Summarize the post below on who created the first flag in exactly two sentences.

# [Extract provided]
──────

Thursday, April 23, 2015

Who Really Created the First Flag? Betsy Ross, George Washington, or Francis Hopkinson?

Betsy Ross
 (from The History of the First
United States Flag
, 1878)
Betsy Ross is as American as mom, apple pie, and Chevrolet, but is she for real? What would you say if I told you 99.9 percent of Americans never heard of Betsy Ross before 1870?

It’s true.

Elizabeth Ross was an obscure Philadelphia upholsterer and sometimes flag maker, until her grandson, William Canby presented a paper before the Pennsylvania Historical Society in 1870. The nation was gearing up for the bicentennial celebration when Canby decided to share his grandmother’s story with the world. And, it was just what the nation needed at that time—a female hero.

As it turns out, Betsy Ross wasn’t just a flag maker. She was a storyteller, too. And the story she shared with her children and grandchildren was a whopper that they would never forget.

Here’s the story as Canby tells it.

Somewhere between May 23rd and June 7th, 1777 three members of the Congressional Flag Committee visited Betsy Ross in her upholstery shop on Arch Street in Philadelphia. The committee members included George Washington, Robert Morris, and Colonel George Ross (a member of the Continental Congress, and an uncle of her late husband).

The three men were on a mission to create the new nation’s first official flag, and George Washington himself asked Betsy Ross to make it. The committee already had a design in mind, and showed it to Betsy to get her input.

According to Canby, Betsy replied that “she could try” to make it, but first she had a few suggestions to make it even better. The original design was unsymmetrical, so Betsy suggested a few changes, the most important of which was using a five pointed star instead of the six pointed star designated by the Committee. When questioned about the difficulty of making a five pointed star, Betsy grabbed her shears and quickly cut a five pointed star.

The Committee was impressed and retired to a back room of the crowded upholstery shop to mull over the new design. George Washington himself took charge and drew the new design taking pains to get it just right.

When Washington finished sketching the new flag the members of the Committee hurried off to have a local artist, William Barrett, make a painting for Betsy to work from. Betsy scurried off to visit a local warship so she could examine the ship’s colors and see how they were made.

Betsy Ross Creating Flag (1910 postcard image)
When the painting was done, the Committee members brought it back to Betsy, and she quickly made the new flag. It was accepted the next day, and according to the story, Colonel Ross gave Betsy one hundred pounds to get started making all the flags she could crank out.

So far, so good. The only problem is—there’s no evidence to support the story.

──────

# [Data shown]
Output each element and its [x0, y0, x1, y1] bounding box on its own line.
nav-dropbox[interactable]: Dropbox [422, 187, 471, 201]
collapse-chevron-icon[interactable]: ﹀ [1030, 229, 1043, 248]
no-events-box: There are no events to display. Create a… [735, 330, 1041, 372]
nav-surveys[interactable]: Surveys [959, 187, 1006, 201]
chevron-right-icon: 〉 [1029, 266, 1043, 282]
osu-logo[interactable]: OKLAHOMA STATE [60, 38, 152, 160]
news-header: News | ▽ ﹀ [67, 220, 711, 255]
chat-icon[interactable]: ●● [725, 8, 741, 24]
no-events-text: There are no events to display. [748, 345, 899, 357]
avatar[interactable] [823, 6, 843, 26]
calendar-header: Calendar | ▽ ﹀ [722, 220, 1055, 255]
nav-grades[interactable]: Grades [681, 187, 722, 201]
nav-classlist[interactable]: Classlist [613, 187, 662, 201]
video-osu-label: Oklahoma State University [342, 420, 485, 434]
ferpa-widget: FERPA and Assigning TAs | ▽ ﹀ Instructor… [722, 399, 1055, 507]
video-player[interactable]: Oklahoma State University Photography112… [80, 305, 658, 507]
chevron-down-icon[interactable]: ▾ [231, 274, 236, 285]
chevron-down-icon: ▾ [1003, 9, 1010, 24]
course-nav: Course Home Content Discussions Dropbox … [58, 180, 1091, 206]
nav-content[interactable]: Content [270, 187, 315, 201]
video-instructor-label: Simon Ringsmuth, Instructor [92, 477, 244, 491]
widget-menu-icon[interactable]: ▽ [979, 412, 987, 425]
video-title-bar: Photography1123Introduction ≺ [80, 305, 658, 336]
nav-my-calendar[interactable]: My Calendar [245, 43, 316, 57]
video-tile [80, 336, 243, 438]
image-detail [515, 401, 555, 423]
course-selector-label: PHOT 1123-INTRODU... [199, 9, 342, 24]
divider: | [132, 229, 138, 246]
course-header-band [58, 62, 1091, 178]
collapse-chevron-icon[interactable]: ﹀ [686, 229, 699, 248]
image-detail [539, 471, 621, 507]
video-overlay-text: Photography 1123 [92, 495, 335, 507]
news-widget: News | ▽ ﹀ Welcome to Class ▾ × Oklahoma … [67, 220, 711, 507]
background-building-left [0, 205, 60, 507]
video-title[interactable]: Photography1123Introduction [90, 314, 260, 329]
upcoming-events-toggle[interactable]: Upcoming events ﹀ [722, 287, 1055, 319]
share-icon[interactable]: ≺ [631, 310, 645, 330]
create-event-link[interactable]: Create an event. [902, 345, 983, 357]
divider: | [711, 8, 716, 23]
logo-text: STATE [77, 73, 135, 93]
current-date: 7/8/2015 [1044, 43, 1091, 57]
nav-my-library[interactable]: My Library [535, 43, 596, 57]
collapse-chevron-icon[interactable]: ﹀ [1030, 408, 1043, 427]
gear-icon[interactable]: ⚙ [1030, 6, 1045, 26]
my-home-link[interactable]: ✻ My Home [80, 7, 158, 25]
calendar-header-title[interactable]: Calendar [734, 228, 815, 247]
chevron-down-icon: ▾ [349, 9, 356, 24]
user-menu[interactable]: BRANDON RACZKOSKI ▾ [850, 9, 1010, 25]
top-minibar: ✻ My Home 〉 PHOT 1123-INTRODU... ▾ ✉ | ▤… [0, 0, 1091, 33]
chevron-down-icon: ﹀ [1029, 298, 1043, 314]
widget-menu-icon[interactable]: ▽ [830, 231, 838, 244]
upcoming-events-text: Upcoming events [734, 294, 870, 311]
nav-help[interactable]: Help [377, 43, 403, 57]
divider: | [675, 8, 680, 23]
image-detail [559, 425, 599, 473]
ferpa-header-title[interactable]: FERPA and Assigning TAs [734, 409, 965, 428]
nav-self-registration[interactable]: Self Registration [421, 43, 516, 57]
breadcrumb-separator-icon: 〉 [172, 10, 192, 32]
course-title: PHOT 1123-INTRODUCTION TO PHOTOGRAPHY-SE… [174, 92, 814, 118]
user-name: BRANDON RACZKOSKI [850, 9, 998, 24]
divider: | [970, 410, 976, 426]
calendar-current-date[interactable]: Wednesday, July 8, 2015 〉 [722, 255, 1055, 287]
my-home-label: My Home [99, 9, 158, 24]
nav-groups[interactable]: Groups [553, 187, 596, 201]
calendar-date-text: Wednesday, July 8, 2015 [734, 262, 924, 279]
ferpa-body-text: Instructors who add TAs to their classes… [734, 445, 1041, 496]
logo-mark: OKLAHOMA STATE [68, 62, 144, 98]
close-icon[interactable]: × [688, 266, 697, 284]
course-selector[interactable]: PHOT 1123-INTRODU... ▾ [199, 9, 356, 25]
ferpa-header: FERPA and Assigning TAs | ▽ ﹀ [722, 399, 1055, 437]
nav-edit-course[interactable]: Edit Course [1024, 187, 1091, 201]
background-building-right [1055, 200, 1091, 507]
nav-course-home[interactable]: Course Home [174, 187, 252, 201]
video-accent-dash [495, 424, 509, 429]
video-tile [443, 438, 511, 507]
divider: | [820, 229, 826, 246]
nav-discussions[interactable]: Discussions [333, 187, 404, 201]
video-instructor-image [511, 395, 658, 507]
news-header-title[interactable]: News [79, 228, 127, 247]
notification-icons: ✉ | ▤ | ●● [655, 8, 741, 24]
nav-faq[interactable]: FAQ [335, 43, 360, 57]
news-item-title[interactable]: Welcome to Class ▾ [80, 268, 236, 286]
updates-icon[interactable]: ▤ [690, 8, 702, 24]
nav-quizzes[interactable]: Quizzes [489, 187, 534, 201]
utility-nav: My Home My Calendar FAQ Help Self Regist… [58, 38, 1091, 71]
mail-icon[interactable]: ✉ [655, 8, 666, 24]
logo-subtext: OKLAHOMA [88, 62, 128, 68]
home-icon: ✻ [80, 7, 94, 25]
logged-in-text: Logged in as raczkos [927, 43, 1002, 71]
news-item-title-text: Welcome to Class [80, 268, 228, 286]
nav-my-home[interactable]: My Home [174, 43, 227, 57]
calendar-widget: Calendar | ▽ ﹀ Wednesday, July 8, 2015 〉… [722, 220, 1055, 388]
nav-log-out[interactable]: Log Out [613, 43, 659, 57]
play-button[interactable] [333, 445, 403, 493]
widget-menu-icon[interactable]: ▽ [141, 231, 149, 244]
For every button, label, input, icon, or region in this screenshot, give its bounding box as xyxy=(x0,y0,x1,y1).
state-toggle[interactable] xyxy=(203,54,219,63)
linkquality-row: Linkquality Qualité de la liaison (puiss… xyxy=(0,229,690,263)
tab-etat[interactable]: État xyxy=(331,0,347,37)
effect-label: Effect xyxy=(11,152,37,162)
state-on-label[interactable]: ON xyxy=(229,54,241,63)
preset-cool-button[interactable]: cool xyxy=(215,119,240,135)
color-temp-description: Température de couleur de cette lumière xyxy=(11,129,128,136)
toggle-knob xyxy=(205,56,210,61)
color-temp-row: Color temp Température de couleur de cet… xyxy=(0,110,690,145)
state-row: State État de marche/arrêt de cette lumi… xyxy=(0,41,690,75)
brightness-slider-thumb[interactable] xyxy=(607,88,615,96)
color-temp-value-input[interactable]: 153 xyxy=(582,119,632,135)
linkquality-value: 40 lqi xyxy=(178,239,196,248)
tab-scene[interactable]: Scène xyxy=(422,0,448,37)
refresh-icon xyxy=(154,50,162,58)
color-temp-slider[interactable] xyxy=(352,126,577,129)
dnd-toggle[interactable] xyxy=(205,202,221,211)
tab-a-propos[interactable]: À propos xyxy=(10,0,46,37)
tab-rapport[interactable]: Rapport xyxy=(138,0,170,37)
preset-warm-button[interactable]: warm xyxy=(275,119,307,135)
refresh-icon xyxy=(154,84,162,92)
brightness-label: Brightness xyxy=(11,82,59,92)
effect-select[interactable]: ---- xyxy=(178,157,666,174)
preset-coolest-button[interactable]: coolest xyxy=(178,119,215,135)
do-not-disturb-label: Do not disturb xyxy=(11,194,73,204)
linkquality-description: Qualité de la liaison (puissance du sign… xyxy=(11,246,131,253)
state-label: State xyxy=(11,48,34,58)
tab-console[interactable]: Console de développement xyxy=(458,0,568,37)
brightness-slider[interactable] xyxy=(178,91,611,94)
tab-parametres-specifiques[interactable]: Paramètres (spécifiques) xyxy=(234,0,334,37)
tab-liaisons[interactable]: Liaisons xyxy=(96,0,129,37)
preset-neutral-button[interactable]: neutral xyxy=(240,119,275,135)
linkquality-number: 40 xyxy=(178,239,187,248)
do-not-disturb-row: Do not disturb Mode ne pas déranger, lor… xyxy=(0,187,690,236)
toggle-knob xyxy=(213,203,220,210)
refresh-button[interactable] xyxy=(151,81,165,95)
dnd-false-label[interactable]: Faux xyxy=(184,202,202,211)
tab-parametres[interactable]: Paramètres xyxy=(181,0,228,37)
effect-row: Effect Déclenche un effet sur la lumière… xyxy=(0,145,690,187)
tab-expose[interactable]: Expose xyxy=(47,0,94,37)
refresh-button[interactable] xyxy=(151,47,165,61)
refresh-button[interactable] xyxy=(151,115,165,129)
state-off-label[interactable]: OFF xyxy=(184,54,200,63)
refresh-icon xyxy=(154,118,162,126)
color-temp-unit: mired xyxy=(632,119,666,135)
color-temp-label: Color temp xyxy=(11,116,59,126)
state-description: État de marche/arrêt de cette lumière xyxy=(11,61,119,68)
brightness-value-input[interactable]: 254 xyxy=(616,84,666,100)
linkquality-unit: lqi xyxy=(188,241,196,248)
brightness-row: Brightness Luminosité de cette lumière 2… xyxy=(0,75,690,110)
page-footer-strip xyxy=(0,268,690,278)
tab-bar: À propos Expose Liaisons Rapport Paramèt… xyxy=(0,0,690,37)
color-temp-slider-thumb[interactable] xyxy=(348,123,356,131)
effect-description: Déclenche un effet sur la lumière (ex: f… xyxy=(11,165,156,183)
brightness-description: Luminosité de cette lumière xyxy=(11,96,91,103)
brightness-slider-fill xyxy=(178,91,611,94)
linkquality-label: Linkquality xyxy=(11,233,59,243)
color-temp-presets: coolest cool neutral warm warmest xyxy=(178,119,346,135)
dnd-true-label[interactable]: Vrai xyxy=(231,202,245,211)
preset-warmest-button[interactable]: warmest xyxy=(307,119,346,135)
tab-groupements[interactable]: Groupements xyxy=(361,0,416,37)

──────

# [Answer to the task]
Betsy Ross was an obscure Philadelphia upholsterer and sometimes flag maker until her grandson, William Canby, presented her story to the Pennsylvania Historical Society in 1870. In his account, George Washington, Robert Morris, and George Ross asked her in 1777 to make the nation's first official flag, and she got them to adopt a five-pointed star, but the post points out that no evidence supports the story.